Data come from a larger study of 419 homeless youth in Los Angeles County examining the social context of substance use and HIV risk within this population. Youth were eligible for the study if they: a) were between the ages of 13-24; b) were not currently living with a parent or guardian; c) were not getting most of their support for food and housing from family or a guardian; d) spent the previous night in a shelter, outdoor or public place, hotel or motel room rented with friends (because of no place else to go), or other place not intended as a domicile; and e) were English speaking. Interviews were conducted between October 2008 and August 2009. Of the 446 youth who initially screened eligible for the study, 437 were interviewed. Of those interviewed, 18 were later found to be ineligible and excluded from the sample because they were too old (n = 2), or were suspected to be not homeless (n = 1), or a repeater (n = 15). This resulted in a study sample of 419 and a response rate of approximately 98%. Our analytic sample consists of the 309 youth who reported being sexually active in the past 3 months (see Table 1 for characteristics of this sample). After providing informed consent, computer-assisted face-to-face structured interviews were conducted by trained interviewers. These interviews lasted an average of 60 minutes, and youth were paid $25. The research protocol was approved by the institution’s internal review board and a Certificate of Confidentiality was obtained from the National Institutes of Health.

Table 1
Descriptive statistics for study variables

Study design

To obtain a representative sample of homeless youth from the greater Los Angeles area, we designed and implemented a probability sample of homeless youth recruited from shelters, drop-in centers, and street venues in the study area. Specifically, we adopted a two-stage design that involved first developing a list/sampling frame of sites used by homeless youth and then sampling youth within the selected sites. We developed two sampling frames of sites: one for eligible service sites (shelters and drop-ins) and the other for street venues in the study area. The first sampling frame was developed using existing directories of services for homeless individuals. Service sites were considered eligible if they were located in the study area and the majority of their clientele was ages 13 to 24 and English speaking. Service sites not limited to that age group were eligible if they had a specific program geared toward youth. In addition, for short-term transitional housing programs the average length of stay had to be one year or less. Our final list of service sites consisted of 22 eligible sites: 15 shelters and 7 drop-in centers. All the eligible service sites in the study area that agreed to participate in the study were selected with certainty and thus the sites can be considered strata. The second sampling frame, for street venues, was developed with the assistance of service providers and outreach agencies. We ultimately identified 19 street venues in the study area where homeless youth congregate. All of these street sites were included in the study and thus can be considered as strata. Each of the 41 service and street sites were investigated intensively with the purpose of obtaining an estimate of the average number of youth served daily by the service sites and the average number of youth that congregate at the street venues in a given day. This information was used to assign an overall complete quota to each site which was approximately proportional to the size of a site. The second stage of the adopted sampling design consisted of drawing a probability sample of homeless youth from the 41 study sites. Strategies specific to the type of sites were developed to select randomly the youths to be approached, screened and interviewed.

__Data extract__.
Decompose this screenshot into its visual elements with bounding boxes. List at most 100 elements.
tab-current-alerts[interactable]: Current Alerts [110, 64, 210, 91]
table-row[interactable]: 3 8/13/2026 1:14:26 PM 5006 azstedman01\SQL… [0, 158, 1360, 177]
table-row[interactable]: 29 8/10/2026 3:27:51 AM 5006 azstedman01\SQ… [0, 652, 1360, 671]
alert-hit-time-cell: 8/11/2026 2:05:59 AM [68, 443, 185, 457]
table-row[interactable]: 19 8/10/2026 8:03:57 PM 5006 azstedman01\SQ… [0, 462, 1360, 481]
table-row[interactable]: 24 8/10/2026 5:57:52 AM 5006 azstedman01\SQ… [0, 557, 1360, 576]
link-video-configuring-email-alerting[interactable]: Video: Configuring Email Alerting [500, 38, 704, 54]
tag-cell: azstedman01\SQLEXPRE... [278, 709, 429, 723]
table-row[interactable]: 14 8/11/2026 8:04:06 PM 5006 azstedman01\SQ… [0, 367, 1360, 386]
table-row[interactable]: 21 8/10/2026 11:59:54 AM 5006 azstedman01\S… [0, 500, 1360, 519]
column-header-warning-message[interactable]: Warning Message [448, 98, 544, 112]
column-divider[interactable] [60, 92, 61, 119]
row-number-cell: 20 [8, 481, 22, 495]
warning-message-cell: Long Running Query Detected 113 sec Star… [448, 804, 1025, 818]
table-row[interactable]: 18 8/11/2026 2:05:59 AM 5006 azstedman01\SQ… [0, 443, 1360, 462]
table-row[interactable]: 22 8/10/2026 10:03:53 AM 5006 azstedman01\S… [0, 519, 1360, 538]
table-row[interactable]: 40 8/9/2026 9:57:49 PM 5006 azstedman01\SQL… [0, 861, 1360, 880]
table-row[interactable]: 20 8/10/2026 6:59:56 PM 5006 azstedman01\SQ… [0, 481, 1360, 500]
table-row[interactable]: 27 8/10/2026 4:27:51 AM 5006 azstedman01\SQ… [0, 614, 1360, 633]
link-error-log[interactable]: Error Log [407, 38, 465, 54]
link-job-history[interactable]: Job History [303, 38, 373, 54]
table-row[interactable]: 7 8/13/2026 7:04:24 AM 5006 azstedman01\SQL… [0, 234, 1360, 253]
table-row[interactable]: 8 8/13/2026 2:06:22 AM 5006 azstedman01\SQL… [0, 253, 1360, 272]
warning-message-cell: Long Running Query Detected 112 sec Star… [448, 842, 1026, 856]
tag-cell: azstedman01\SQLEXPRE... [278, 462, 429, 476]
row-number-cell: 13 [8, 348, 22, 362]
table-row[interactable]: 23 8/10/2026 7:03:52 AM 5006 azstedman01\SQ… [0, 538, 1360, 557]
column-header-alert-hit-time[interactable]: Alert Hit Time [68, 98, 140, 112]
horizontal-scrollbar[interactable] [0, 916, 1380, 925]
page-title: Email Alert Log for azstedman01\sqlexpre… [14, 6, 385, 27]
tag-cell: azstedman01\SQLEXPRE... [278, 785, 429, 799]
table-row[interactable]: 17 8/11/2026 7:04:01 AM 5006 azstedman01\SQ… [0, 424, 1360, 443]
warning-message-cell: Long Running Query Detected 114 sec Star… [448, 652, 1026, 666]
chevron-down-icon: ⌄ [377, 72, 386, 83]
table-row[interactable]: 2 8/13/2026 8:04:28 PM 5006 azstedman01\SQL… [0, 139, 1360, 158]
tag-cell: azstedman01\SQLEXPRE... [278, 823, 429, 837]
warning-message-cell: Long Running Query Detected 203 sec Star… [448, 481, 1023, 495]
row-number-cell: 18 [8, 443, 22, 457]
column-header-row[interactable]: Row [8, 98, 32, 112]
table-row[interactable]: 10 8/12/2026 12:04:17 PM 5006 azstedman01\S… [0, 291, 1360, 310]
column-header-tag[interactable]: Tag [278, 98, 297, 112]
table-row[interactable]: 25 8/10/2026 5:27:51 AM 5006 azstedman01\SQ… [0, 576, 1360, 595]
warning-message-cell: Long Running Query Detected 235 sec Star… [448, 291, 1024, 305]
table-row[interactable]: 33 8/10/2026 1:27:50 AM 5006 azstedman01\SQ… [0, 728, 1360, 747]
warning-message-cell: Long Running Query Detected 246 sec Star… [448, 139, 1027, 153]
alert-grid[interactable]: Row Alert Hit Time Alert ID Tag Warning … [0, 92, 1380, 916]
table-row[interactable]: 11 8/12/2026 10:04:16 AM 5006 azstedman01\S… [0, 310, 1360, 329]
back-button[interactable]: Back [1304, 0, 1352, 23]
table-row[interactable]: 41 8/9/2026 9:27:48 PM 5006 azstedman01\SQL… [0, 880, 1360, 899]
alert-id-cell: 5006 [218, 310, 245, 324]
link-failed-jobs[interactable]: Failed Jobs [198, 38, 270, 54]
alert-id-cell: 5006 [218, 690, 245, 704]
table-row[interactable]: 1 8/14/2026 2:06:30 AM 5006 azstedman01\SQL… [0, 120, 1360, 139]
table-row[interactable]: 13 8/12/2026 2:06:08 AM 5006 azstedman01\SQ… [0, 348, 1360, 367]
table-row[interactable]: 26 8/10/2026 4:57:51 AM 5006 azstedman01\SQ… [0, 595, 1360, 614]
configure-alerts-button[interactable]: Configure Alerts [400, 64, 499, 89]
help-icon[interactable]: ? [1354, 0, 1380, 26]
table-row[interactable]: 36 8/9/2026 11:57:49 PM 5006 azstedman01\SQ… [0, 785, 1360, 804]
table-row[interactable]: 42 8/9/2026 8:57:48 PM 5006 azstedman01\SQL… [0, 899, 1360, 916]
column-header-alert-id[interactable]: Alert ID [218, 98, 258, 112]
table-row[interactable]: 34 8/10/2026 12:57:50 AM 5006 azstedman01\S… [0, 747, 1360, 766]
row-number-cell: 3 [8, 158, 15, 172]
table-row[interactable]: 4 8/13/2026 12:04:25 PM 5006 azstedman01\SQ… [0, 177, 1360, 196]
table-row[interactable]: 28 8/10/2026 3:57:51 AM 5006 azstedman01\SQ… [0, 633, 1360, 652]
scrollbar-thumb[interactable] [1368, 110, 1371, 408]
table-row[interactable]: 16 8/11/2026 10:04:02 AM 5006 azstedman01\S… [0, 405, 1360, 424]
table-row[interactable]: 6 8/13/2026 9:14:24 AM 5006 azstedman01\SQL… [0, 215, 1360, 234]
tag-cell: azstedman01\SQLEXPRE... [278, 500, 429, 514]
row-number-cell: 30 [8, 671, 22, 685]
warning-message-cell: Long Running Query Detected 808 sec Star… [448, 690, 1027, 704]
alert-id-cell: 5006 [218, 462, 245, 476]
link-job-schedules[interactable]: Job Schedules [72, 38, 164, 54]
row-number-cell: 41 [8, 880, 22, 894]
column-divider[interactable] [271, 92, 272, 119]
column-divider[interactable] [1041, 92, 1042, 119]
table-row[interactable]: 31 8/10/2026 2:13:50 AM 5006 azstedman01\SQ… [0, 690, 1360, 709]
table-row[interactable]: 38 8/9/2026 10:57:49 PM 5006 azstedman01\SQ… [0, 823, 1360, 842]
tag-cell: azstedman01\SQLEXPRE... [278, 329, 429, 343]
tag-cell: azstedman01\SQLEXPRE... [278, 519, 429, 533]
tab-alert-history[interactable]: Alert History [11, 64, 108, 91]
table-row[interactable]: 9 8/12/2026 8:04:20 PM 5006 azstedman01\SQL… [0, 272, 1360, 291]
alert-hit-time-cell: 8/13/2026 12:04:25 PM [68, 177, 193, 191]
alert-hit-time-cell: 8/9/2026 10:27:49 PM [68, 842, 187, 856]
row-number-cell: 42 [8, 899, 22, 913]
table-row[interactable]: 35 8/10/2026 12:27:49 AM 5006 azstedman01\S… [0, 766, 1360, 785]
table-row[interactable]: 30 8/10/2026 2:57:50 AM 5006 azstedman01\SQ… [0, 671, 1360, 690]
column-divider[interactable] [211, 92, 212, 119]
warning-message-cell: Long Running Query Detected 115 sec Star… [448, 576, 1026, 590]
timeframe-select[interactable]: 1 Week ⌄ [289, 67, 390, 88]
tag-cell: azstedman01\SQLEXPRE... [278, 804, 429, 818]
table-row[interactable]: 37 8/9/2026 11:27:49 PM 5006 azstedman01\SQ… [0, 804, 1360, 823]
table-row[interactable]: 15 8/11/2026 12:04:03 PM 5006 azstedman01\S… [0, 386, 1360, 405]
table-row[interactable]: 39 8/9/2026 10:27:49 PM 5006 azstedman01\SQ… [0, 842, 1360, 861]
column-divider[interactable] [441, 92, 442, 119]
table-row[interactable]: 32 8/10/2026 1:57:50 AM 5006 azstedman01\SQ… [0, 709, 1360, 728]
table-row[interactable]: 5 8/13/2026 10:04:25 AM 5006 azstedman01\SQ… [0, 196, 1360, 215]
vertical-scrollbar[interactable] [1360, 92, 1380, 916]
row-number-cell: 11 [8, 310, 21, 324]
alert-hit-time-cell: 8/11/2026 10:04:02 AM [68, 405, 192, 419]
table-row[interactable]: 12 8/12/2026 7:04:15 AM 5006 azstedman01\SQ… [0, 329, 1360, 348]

__To-do list__.
1. Arrange the listing lines as a numbered list, starting at the first line of the listing and ending at the line that contains "table-row[interactable]: 24 8/10/2026". Leave out any blank lines.
2. Pick up the passage about sampling homeless youth in Los Angeles County after its final sentence and continue it.

__Solved problems__.
1.
1. Decompose this screenshot into its visual elements with bounding boxes. List at most 100 elements.
2. tab-current-alerts[interactable]: Current Alerts [110, 64, 210, 91]
3. table-row[interactable]: 3 8/13/2026 1:14:26 PM 5006 azstedman01\SQL… [0, 158, 1360, 177]
4. table-row[interactable]: 29 8/10/2026 3:27:51 AM 5006 azstedman01\SQ… [0, 652, 1360, 671]
5. alert-hit-time-cell: 8/11/2026 2:05:59 AM [68, 443, 185, 457]
6. table-row[interactable]: 19 8/10/2026 8:03:57 PM 5006 azstedman01\SQ… [0, 462, 1360, 481]
7. table-row[interactable]: 24 8/10/2026 5:57:52 AM 5006 azstedman01\SQ… [0, 557, 1360, 576]

2.
The proposed sampling design deviates from a proportionate-to-size stratified random sample (where a constant proportion of the population is sampled from every site) because of: changes in the sampling rates during the fielding period; differential response rates of youth across sites; and variability in how frequently youth access shelters, drop-ins and street venues. This last factor means that some youth are more likely than others to be included in the sample for a given site. We accounted for the differential frequency of using sites by asking respondents how often they had gone to a shelter, drop-in or street venue in the study area during the past 30 days and using this information to correct the respondent’s sampling probability. We corrected departures from a proportionate-to-size stratified random sample with sampling weights.

Study Variables

Condom use

The outcome variable was whether a condom was properly used at the most recent sexual event. This event was defined as the most recent time the youth had vaginal or anal intercourse. All reported events occurred within the past 3 months. Respondents were asked whether they used a condom at the event, whether the condom was taken off before they were done having intercourse, and whether a new condom was used if they had intercourse more than once during the event. The event was coded as one where condoms were used if they couple used a condom, did not take it off until they were done having intercourse, and (if applicable) used a new condom for each insertive act.

Attitudes about condoms and pregnancy

A scale assessing condom use attitudes was comprised of four items asking whether condoms interfere with the enjoyment of sex, condoms can be used without ruining the mood, you can stop before sex to use a condom, and it would be okay if a partner suggested that a condom be used [26, 27]. Each item was rated on a 4-point scale (1 = strongly disagree to 4 = strongly agree; alpha = .56) and these ratings were averaged, with higher scores indicating more positive attitudes towards condom use. We used two items to assess attitudes towards pregnancy, with slightly different wording for female and male respondents: how they would feel if they found out today that they were pregnant/got a girl pregnant (1 = very pleased to 4 = very upset) and thinking about their life right now, how important is it to avoid getting pregnant/getting a girl pregnant (1 = not at all important to 4 = very important). These items were correlated r = .38 and responses were averaged.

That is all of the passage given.